-- BEGIN Supplied information --

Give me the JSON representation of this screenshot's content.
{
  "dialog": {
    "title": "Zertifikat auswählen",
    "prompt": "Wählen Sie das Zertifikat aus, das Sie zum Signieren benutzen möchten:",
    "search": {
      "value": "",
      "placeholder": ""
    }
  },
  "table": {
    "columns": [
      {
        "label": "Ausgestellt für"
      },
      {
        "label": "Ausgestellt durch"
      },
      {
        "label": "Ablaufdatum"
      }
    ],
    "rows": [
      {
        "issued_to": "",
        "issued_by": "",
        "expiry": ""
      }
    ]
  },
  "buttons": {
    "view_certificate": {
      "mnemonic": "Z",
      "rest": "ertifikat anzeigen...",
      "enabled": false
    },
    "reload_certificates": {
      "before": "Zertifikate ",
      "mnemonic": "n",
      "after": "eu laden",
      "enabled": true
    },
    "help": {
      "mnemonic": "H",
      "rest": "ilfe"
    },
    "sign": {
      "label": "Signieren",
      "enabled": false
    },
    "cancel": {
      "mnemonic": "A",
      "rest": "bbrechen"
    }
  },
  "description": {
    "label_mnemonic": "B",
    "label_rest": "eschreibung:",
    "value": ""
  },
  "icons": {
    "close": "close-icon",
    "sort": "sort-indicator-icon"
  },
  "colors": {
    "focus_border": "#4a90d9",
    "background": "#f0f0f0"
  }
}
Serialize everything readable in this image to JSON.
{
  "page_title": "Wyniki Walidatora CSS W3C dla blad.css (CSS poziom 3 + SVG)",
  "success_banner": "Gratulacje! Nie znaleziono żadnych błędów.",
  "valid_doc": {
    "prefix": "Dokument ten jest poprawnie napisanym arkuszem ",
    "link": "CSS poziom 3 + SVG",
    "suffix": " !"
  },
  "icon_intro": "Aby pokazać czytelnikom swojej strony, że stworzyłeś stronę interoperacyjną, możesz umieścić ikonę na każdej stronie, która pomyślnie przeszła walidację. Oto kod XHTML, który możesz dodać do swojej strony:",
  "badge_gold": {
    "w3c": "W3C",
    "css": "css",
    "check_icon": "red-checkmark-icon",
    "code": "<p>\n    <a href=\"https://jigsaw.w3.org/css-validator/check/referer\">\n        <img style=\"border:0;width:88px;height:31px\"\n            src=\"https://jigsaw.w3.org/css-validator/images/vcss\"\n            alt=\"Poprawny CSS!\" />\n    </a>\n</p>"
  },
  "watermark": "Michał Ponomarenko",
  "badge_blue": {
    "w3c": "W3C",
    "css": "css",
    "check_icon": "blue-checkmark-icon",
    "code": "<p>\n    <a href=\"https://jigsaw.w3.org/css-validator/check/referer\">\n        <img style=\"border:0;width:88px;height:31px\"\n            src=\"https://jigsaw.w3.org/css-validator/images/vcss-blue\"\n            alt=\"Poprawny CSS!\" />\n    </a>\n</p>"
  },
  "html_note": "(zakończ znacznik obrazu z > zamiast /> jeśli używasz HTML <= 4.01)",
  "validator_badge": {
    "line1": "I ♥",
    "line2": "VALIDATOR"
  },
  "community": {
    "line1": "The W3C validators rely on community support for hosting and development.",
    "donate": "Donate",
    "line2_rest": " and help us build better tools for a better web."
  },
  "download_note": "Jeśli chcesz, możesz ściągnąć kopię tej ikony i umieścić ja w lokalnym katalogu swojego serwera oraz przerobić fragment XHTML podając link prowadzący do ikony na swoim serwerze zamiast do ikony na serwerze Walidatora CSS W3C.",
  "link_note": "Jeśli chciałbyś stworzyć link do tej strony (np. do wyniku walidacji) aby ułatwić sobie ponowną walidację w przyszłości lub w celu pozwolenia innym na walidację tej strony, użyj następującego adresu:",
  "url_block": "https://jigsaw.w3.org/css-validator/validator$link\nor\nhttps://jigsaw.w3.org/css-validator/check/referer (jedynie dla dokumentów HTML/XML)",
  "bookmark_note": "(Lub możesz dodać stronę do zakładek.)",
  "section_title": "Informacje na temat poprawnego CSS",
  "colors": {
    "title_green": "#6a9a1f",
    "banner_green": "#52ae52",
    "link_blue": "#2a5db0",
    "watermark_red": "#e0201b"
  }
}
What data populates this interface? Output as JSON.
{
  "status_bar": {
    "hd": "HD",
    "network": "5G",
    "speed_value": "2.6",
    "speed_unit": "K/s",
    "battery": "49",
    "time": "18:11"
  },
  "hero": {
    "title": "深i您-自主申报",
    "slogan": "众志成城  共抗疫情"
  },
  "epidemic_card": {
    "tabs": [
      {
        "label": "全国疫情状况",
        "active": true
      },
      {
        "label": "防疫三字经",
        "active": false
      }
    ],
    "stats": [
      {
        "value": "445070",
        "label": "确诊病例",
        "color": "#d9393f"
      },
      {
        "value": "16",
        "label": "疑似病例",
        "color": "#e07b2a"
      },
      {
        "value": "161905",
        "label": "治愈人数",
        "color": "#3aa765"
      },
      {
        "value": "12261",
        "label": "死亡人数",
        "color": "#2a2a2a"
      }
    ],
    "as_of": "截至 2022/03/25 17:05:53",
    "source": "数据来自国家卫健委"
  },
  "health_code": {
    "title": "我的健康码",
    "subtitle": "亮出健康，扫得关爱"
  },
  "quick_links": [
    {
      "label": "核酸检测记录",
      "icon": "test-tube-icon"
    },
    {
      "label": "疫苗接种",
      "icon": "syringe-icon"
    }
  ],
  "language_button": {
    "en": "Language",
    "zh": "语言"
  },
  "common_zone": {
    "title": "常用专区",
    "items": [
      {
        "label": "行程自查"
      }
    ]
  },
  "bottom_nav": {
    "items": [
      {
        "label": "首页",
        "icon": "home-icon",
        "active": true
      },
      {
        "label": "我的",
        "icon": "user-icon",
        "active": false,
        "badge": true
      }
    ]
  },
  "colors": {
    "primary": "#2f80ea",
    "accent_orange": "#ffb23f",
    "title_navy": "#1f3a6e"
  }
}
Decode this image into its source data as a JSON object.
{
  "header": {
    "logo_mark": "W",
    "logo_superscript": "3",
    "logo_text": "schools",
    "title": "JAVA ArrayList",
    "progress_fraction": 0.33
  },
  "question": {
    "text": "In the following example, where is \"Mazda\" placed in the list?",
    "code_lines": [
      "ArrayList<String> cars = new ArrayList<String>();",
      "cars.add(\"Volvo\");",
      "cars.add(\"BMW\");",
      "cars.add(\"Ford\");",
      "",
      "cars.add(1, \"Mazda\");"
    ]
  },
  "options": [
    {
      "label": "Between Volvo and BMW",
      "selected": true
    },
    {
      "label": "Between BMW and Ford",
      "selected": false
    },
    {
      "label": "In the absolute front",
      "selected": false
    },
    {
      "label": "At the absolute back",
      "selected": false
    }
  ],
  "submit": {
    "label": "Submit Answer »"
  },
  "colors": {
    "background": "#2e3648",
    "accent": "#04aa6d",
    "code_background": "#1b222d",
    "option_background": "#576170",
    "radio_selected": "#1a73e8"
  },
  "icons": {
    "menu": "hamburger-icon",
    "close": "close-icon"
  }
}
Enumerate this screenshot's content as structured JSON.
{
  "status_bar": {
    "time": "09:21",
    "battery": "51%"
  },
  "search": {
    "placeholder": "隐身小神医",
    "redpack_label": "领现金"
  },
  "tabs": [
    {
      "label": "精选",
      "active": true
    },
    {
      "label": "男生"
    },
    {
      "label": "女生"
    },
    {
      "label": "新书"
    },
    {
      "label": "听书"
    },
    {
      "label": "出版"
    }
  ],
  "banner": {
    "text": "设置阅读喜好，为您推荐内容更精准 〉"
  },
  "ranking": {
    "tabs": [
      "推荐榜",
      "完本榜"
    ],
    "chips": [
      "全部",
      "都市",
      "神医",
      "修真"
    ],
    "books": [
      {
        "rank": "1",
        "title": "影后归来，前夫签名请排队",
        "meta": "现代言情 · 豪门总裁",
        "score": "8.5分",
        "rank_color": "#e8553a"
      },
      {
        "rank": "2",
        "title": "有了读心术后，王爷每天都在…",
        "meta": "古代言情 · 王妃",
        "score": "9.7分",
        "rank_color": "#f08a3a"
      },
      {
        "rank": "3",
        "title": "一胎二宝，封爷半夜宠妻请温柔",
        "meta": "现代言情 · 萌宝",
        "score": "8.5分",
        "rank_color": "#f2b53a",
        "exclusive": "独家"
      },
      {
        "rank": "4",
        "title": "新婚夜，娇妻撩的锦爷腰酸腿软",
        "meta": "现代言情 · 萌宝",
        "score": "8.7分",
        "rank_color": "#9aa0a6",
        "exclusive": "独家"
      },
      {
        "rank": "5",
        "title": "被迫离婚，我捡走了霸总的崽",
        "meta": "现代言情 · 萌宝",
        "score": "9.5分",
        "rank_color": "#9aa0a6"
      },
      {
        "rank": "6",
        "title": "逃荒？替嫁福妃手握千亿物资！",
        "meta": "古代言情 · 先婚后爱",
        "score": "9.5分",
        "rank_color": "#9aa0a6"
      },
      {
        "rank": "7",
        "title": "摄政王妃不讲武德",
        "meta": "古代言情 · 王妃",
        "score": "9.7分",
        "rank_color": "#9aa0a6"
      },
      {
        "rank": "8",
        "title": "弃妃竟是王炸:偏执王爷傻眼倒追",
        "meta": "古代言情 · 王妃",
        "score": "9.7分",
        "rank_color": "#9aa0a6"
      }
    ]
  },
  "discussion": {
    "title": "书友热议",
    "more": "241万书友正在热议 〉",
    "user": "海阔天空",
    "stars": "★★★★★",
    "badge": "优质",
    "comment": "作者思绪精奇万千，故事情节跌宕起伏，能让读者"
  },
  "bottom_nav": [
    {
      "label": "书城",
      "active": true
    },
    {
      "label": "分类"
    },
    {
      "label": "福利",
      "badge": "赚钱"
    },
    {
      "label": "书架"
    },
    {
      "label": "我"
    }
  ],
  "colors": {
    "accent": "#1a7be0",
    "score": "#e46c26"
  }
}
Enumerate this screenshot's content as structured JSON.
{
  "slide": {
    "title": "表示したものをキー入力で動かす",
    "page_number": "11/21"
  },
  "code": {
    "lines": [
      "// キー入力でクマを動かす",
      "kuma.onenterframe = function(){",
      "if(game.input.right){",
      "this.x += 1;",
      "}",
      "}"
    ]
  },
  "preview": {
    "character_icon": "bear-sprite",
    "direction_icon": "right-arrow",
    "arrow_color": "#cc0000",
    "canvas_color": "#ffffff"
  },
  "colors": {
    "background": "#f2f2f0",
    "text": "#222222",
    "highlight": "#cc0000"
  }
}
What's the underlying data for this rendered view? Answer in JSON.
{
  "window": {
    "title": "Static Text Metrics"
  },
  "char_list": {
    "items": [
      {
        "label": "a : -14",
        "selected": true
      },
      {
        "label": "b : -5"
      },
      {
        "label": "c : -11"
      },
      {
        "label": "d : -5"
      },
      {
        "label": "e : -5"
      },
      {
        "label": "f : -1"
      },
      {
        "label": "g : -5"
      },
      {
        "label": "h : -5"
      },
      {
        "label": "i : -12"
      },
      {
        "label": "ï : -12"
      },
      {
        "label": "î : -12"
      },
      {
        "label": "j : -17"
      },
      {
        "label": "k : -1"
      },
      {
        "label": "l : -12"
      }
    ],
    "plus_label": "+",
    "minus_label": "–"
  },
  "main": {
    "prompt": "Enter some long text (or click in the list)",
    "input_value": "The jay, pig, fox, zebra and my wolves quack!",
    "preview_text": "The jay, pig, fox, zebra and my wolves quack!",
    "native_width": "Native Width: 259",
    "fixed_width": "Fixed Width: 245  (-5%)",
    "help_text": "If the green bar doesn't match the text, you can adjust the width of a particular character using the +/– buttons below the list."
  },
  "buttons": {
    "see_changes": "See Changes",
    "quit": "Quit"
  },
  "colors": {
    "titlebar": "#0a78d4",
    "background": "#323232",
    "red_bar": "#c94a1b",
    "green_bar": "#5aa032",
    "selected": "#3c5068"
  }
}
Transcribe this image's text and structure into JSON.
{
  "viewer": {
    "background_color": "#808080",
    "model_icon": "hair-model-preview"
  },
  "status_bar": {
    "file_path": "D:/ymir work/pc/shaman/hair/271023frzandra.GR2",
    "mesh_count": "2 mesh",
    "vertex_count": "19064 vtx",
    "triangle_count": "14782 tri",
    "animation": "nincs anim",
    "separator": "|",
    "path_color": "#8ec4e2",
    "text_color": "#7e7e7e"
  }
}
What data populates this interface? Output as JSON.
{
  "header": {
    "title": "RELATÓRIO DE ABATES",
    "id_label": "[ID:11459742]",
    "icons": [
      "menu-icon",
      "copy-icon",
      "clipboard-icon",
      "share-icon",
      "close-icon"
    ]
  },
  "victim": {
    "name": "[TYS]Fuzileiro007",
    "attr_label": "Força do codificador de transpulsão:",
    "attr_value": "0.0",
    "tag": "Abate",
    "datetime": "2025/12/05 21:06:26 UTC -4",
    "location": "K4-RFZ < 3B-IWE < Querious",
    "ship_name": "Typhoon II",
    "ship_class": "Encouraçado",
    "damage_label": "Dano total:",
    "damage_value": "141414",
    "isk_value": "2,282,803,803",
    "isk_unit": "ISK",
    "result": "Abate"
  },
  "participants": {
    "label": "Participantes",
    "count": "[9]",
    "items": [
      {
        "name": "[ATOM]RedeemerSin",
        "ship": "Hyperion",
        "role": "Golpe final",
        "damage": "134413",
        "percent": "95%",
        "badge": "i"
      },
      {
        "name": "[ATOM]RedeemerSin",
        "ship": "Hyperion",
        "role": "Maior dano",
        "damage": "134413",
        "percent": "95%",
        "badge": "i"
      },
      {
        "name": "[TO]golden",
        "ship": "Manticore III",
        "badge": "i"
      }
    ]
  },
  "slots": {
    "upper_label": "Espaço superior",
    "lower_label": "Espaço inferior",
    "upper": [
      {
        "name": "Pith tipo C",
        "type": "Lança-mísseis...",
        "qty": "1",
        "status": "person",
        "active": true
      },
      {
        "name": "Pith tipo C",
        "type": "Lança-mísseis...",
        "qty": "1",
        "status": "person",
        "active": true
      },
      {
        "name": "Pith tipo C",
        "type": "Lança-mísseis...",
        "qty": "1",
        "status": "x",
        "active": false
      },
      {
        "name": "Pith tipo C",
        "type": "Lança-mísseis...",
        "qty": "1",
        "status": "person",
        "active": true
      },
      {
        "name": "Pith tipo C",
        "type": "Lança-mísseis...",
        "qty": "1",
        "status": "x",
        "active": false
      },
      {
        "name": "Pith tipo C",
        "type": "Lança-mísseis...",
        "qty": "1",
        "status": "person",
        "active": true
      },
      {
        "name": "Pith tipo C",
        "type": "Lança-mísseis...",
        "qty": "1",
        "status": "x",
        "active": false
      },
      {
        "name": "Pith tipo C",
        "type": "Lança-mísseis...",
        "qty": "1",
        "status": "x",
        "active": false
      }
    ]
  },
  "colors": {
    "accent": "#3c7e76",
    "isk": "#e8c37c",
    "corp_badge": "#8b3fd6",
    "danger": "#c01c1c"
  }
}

-- END Supplied information --

-- Set problem --
Search the data above for the word "height", then gather each line in which it appears.

-- Exercise answer --
    "code": "<p>\n    <a href=\"https://jigsaw.w3.org/css-validator/check/referer\">\n        <img style=\"border:0;width:88px;height:31px\"\n            src=\"https://jigsaw.w3.org/css-validator/images/vcss\"\n            alt=\"Poprawny CSS!\" />\n    </a>\n</p>"
    "code": "<p>\n    <a href=\"https://jigsaw.w3.org/css-validator/check/referer\">\n        <img style=\"border:0;width:88px;height:31px\"\n            src=\"https://jigsaw.w3.org/css-validator/images/vcss-blue\"\n            alt=\"Poprawny CSS!\" />\n    </a>\n</p>"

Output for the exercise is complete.